Below are some entries. Copy each line that holds the string "screenshot".

----- PROVIDED DATA

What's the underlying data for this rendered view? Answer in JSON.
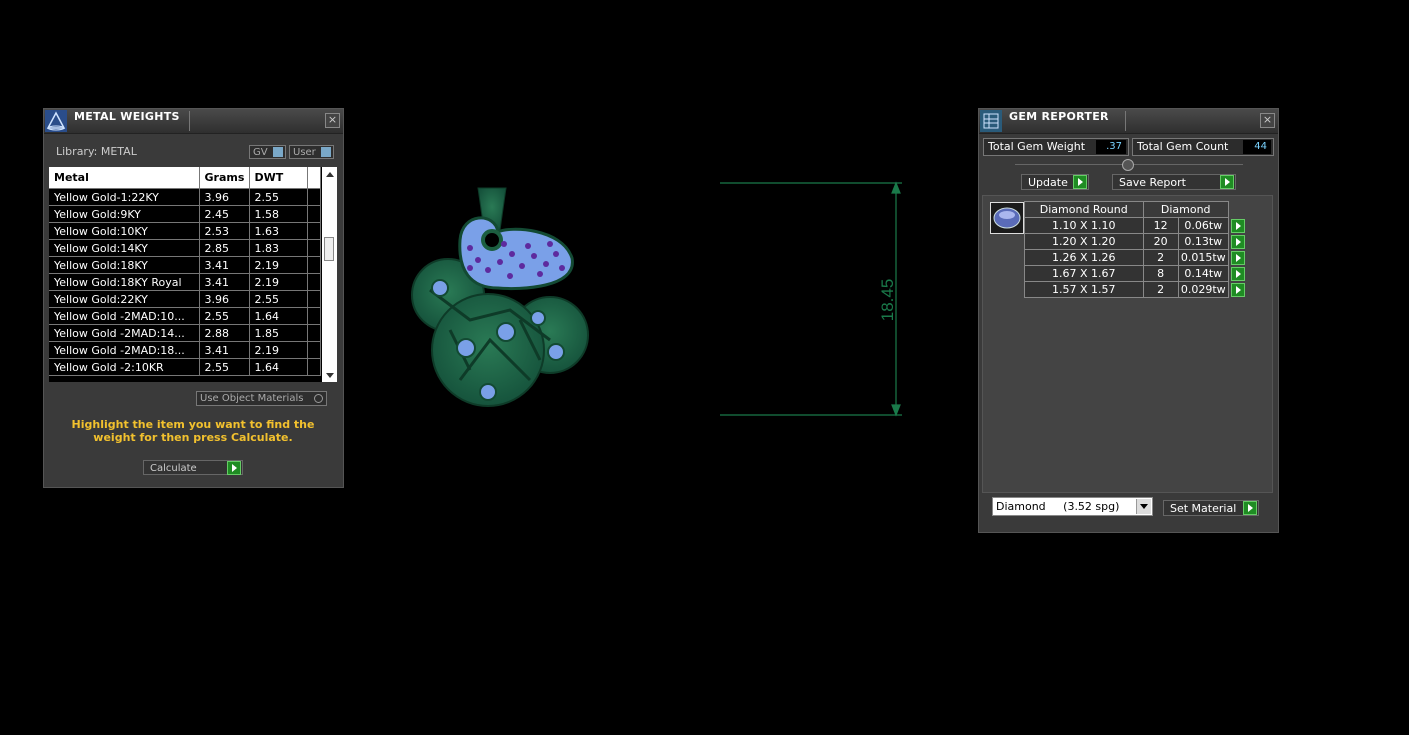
{
  "metal_weights": {
    "title": "METAL WEIGHTS",
    "library_label": "Library: METAL",
    "toggle_gv": "GV",
    "toggle_user": "User",
    "columns": [
      "Metal",
      "Grams",
      "DWT"
    ],
    "rows": [
      [
        "Yellow Gold-1:22KY",
        "3.96",
        "2.55"
      ],
      [
        "Yellow Gold:9KY",
        "2.45",
        "1.58"
      ],
      [
        "Yellow Gold:10KY",
        "2.53",
        "1.63"
      ],
      [
        "Yellow Gold:14KY",
        "2.85",
        "1.83"
      ],
      [
        "Yellow Gold:18KY",
        "3.41",
        "2.19"
      ],
      [
        "Yellow Gold:18KY Royal",
        "3.41",
        "2.19"
      ],
      [
        "Yellow Gold:22KY",
        "3.96",
        "2.55"
      ],
      [
        "Yellow Gold -2MAD:10...",
        "2.55",
        "1.64"
      ],
      [
        "Yellow Gold -2MAD:14...",
        "2.88",
        "1.85"
      ],
      [
        "Yellow Gold -2MAD:18...",
        "3.41",
        "2.19"
      ],
      [
        "Yellow Gold -2:10KR",
        "2.55",
        "1.64"
      ]
    ],
    "use_object_materials": "Use Object Materials",
    "instruction": "Highlight the item you want to find the weight for then press Calculate.",
    "calculate_label": "Calculate"
  },
  "viewport": {
    "dimension_label": "18.45",
    "colors": {
      "metal": "#1c5e40",
      "metal_edge": "#0e3b28",
      "pave": "#7aa0e8",
      "stone": "#5e2a9e",
      "dimension": "#1a7a4a"
    }
  },
  "gem_reporter": {
    "title": "GEM REPORTER",
    "total_weight_label": "Total Gem Weight",
    "total_weight_value": ".37",
    "total_count_label": "Total Gem Count",
    "total_count_value": "44",
    "update_label": "Update",
    "save_report_label": "Save Report",
    "table_header": [
      "Diamond Round",
      "Diamond"
    ],
    "rows": [
      [
        "1.10 X 1.10",
        "12",
        "0.06tw"
      ],
      [
        "1.20 X 1.20",
        "20",
        "0.13tw"
      ],
      [
        "1.26 X 1.26",
        "2",
        "0.015tw"
      ],
      [
        "1.67 X 1.67",
        "8",
        "0.14tw"
      ],
      [
        "1.57 X 1.57",
        "2",
        "0.029tw"
      ]
    ],
    "material_select": "Diamond     (3.52 spg)",
    "set_material_label": "Set Material"
  }
}
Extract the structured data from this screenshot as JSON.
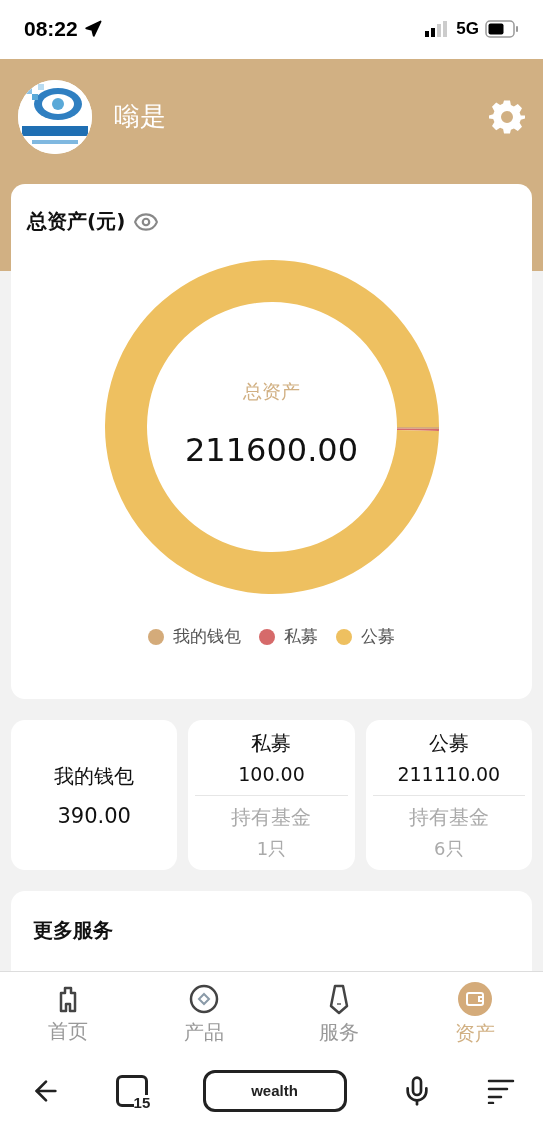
{
  "status_bar": {
    "time": "08:22",
    "network": "5G"
  },
  "profile": {
    "name": "嗡是"
  },
  "total_card": {
    "title": "总资产(元)",
    "center_value": "211600.00",
    "chart_data": {
      "type": "donut",
      "categories": [
        "我的钱包",
        "私募",
        "公募"
      ],
      "series": [
        {
          "name": "总资产",
          "values": [
            0.18,
            0.05,
            99.77
          ]
        }
      ]
    },
    "legend": [
      {
        "color": "#d4ab7a"
      },
      {
        "color": "#d66a6a"
      },
      {
        "color": "#eec060"
      }
    ]
  },
  "summary_cards": [
    {
      "kind": "wallet",
      "title": "我的钱包",
      "amount": "390.00"
    },
    {
      "kind": "fund",
      "title": "私募",
      "amount": "100.00",
      "holding_label": "持有基金",
      "holding_count": "1只"
    },
    {
      "kind": "fund",
      "title": "公募",
      "amount": "211110.00",
      "holding_label": "持有基金",
      "holding_count": "6只"
    }
  ],
  "more_services": {
    "title": "更多服务"
  },
  "tab_bar": [
    {
      "label": "首页",
      "kind": "home",
      "selected": false
    },
    {
      "label": "产品",
      "kind": "product",
      "selected": false
    },
    {
      "label": "服务",
      "kind": "service",
      "selected": false
    },
    {
      "label": "资产",
      "kind": "wallet",
      "selected": true
    }
  ],
  "browser_bar": {
    "tab_count": "15",
    "address": "wealth"
  }
}
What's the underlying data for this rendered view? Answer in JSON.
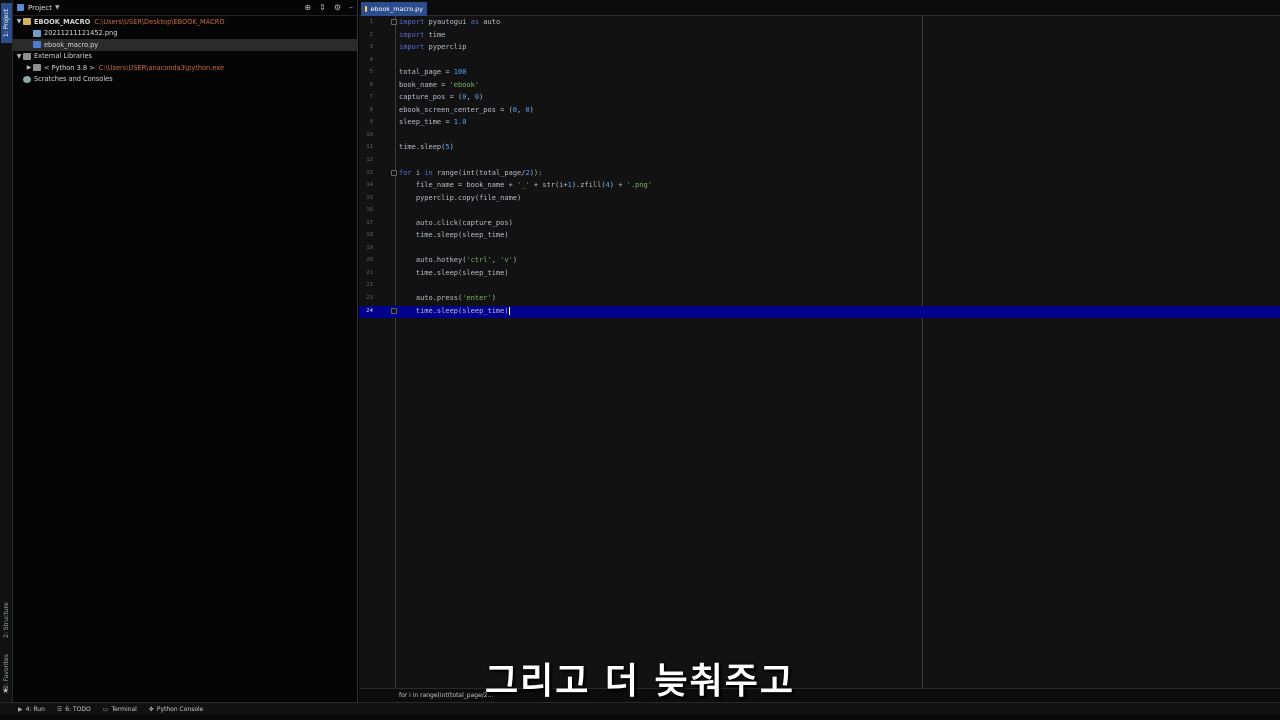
{
  "left_strip": {
    "project_tab": "1: Project",
    "structure_tab": "2: Structure",
    "favorites_tab": "2: Favorites"
  },
  "project_panel": {
    "header_title": "Project",
    "tree": [
      {
        "label": "EBOOK_MACRO",
        "path": "C:\\Users\\USER\\Desktop\\EBOOK_MACRO",
        "type": "folder",
        "level": 0,
        "expanded": true
      },
      {
        "label": "20211211121452.png",
        "type": "png",
        "level": 1
      },
      {
        "label": "ebook_macro.py",
        "type": "py",
        "level": 1,
        "selected": true
      },
      {
        "label": "External Libraries",
        "type": "lib",
        "level": 0,
        "expanded": true
      },
      {
        "label": "< Python 3.8 >",
        "path": "C:\\Users\\USER\\anaconda3\\python.exe",
        "type": "lib",
        "level": 1,
        "expanded": false
      },
      {
        "label": "Scratches and Consoles",
        "type": "scratch",
        "level": 0
      }
    ]
  },
  "editor": {
    "tab_label": "ebook_macro.py",
    "breadcrumb": "for i in range(int(total_page/2...",
    "current_line": 24,
    "lines": [
      "<span class=\"k\">import</span> pyautogui <span class=\"k\">as</span> auto",
      "<span class=\"k\">import</span> time",
      "<span class=\"k\">import</span> pyperclip",
      "",
      "total_page = <span class=\"n\">100</span>",
      "book_name = <span class=\"s\">'ebook'</span>",
      "capture_pos = (<span class=\"n\">0</span>, <span class=\"n\">0</span>)",
      "ebook_screen_center_pos = (<span class=\"n\">0</span>, <span class=\"n\">0</span>)",
      "sleep_time = <span class=\"n\">1.0</span>",
      "",
      "time.sleep(<span class=\"n\">5</span>)",
      "",
      "<span class=\"k\">for</span> i <span class=\"k\">in</span> range(int(total_page/<span class=\"n\">2</span>)):",
      "    file_name = book_name + <span class=\"s\">'_'</span> + str(i+<span class=\"n\">1</span>).zfill(<span class=\"n\">4</span>) + <span class=\"s\">'.png'</span>",
      "    pyperclip.copy(file_name)",
      "",
      "    auto.click(capture_pos)",
      "    time.sleep(sleep_time)",
      "",
      "    auto.hotkey(<span class=\"s\">'ctrl'</span>, <span class=\"s\">'v'</span>)",
      "    time.sleep(sleep_time)",
      "",
      "    auto.press(<span class=\"s\">'enter'</span>)",
      "    time.sleep(sleep_time)"
    ]
  },
  "subtitle": "그리고 더 늦춰주고",
  "bottom_bar": {
    "run": "4: Run",
    "todo": "6: TODO",
    "terminal": "Terminal",
    "python_console": "Python Console"
  }
}
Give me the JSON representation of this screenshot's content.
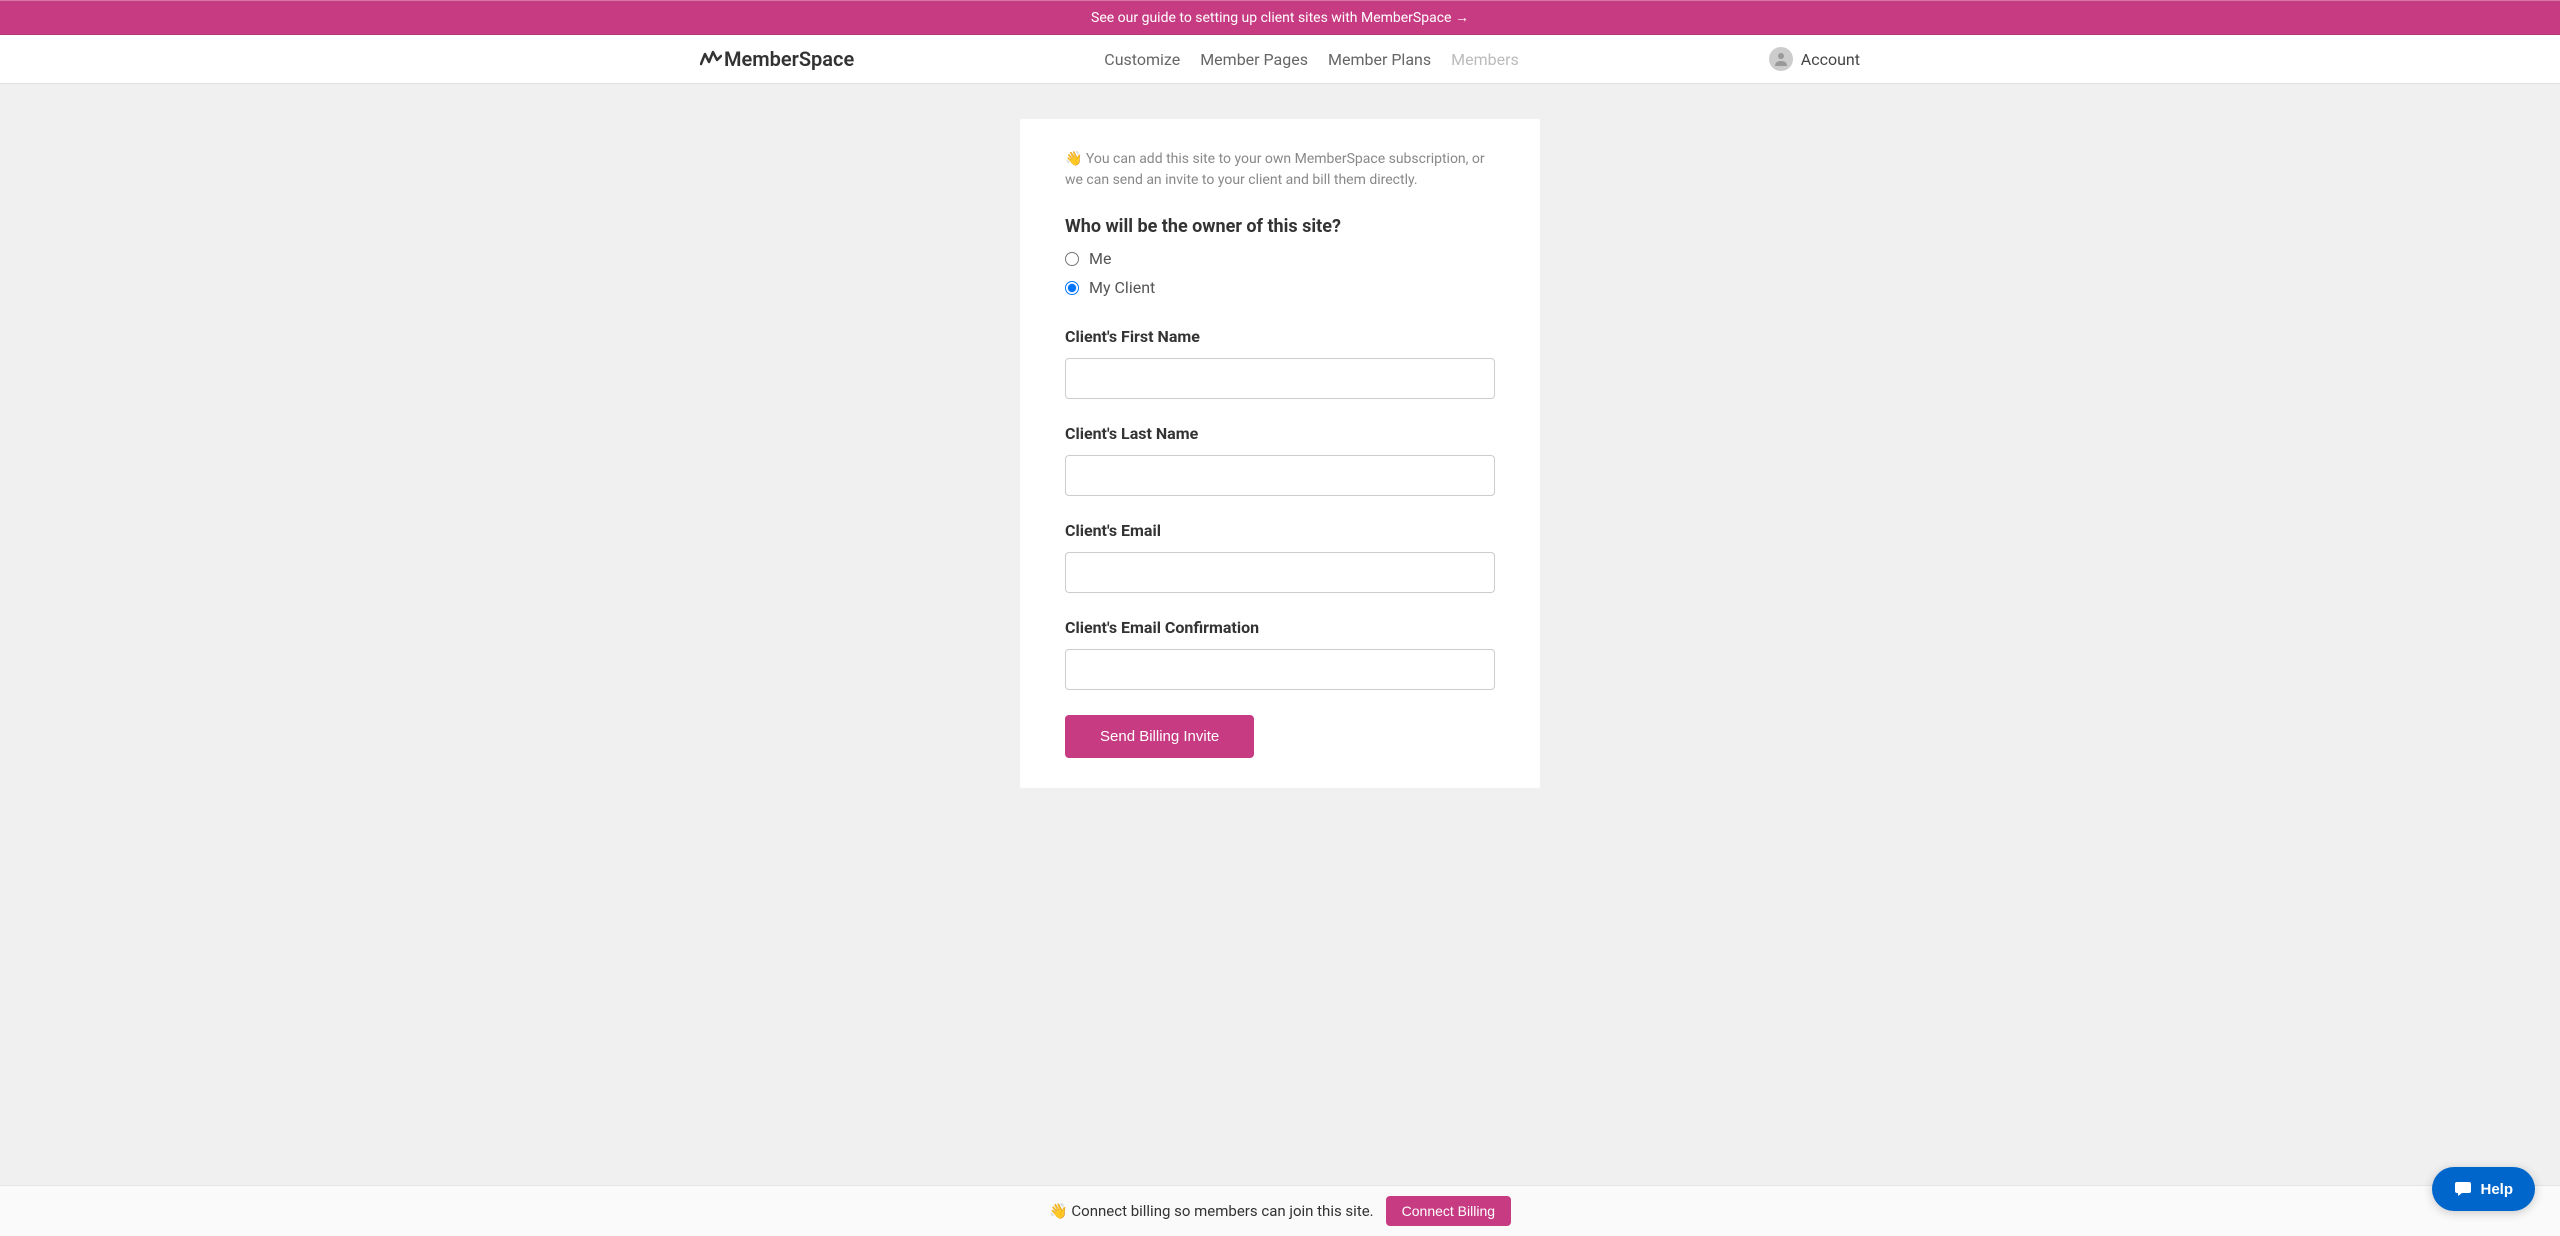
{
  "banner": {
    "text": "See our guide to setting up client sites with MemberSpace →"
  },
  "header": {
    "logo": "MemberSpace",
    "nav": {
      "customize": "Customize",
      "member_pages": "Member Pages",
      "member_plans": "Member Plans",
      "members": "Members"
    },
    "account_label": "Account"
  },
  "form": {
    "intro_emoji": "👋",
    "intro_text": " You can add this site to your own MemberSpace subscription, or we can send an invite to your client and bill them directly.",
    "owner_question": "Who will be the owner of this site?",
    "radio_me": "Me",
    "radio_client": "My Client",
    "first_name_label": "Client's First Name",
    "last_name_label": "Client's Last Name",
    "email_label": "Client's Email",
    "email_confirm_label": "Client's Email Confirmation",
    "submit_label": "Send Billing Invite"
  },
  "bottom_bar": {
    "emoji": "👋",
    "text": " Connect billing so members can join this site.",
    "button_label": "Connect Billing"
  },
  "help": {
    "label": "Help"
  }
}
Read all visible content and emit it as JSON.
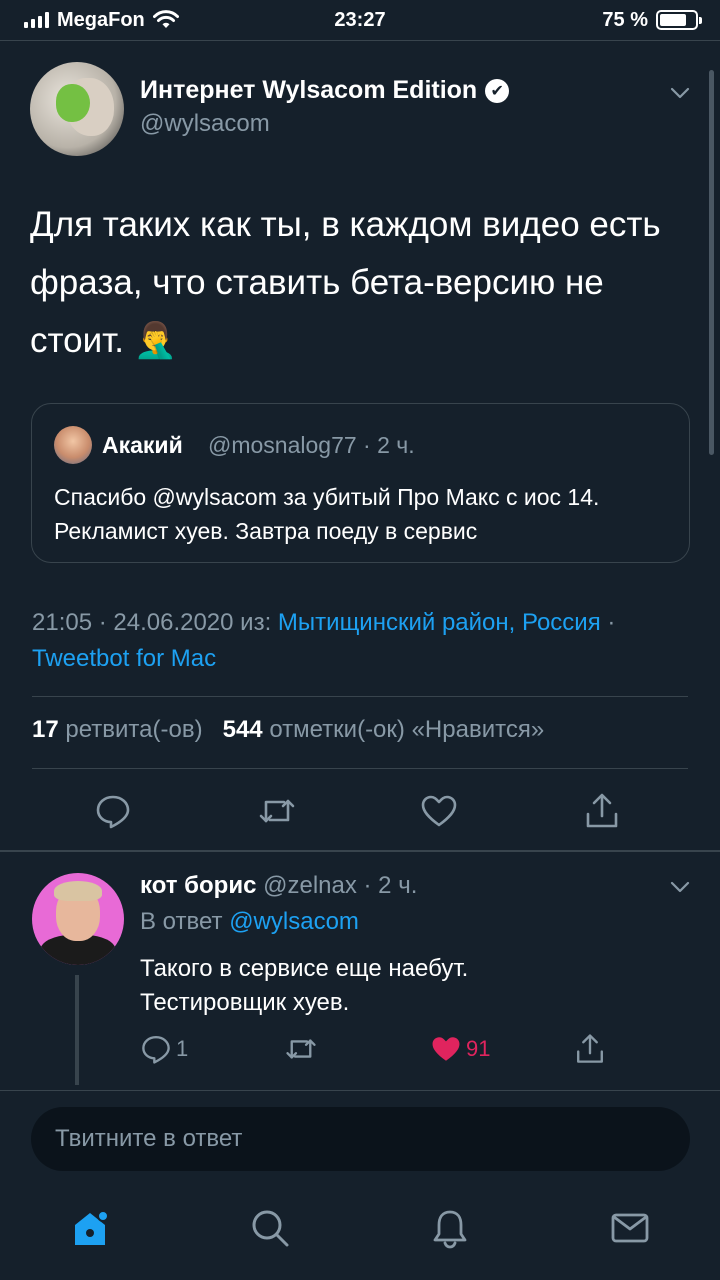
{
  "status_bar": {
    "carrier": "MegaFon",
    "time": "23:27",
    "battery": "75 %",
    "battery_level": 0.75
  },
  "tweet": {
    "author_name": "Интернет Wylsacom Edition",
    "verified_mark": "✔",
    "author_handle": "@wylsacom",
    "text": "Для таких как ты, в каждом видео есть фраза, что ставить бета-версию не стоит. 🤦‍♂️",
    "quote": {
      "author_name": "Акакий",
      "meta": "@mosnalog77 · 2 ч.",
      "text": "Спасибо @wylsacom за убитый Про Макс с иос 14. Рекламист хуев. Завтра поеду в сервис"
    },
    "timestamp": "21:05 · 24.06.2020 из:",
    "location": "Мытищинский район, Россия",
    "separator": "·",
    "client": "Tweetbot for Mac",
    "retweets_count": "17",
    "retweets_label": "ретвита(-ов)",
    "likes_count": "544",
    "likes_label": "отметки(-ок) «Нравится»"
  },
  "reply": {
    "author_name": "кот борис",
    "meta": "@zelnax · 2 ч.",
    "reply_to_prefix": "В ответ",
    "reply_to_handle": "@wylsacom",
    "text_line1": "Такого в сервисе еще наебут.",
    "text_line2": "Тестировщик хуев.",
    "reply_count": "1",
    "like_count": "91"
  },
  "compose": {
    "placeholder": "Твитните в ответ"
  },
  "icons": {
    "status": [
      "signal-icon",
      "wifi-icon",
      "battery-icon"
    ],
    "actions": [
      "reply-icon",
      "retweet-icon",
      "like-icon",
      "share-icon"
    ],
    "nav": [
      "home-icon",
      "search-icon",
      "notifications-icon",
      "messages-icon"
    ],
    "accent": "#1da1f2",
    "like_color": "#e0245e"
  }
}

----------

ANSWER FOR THIS EXERCISE:
Extract the structured data from this screenshot as JSON.
Give me the JSON representation of this screenshot's content.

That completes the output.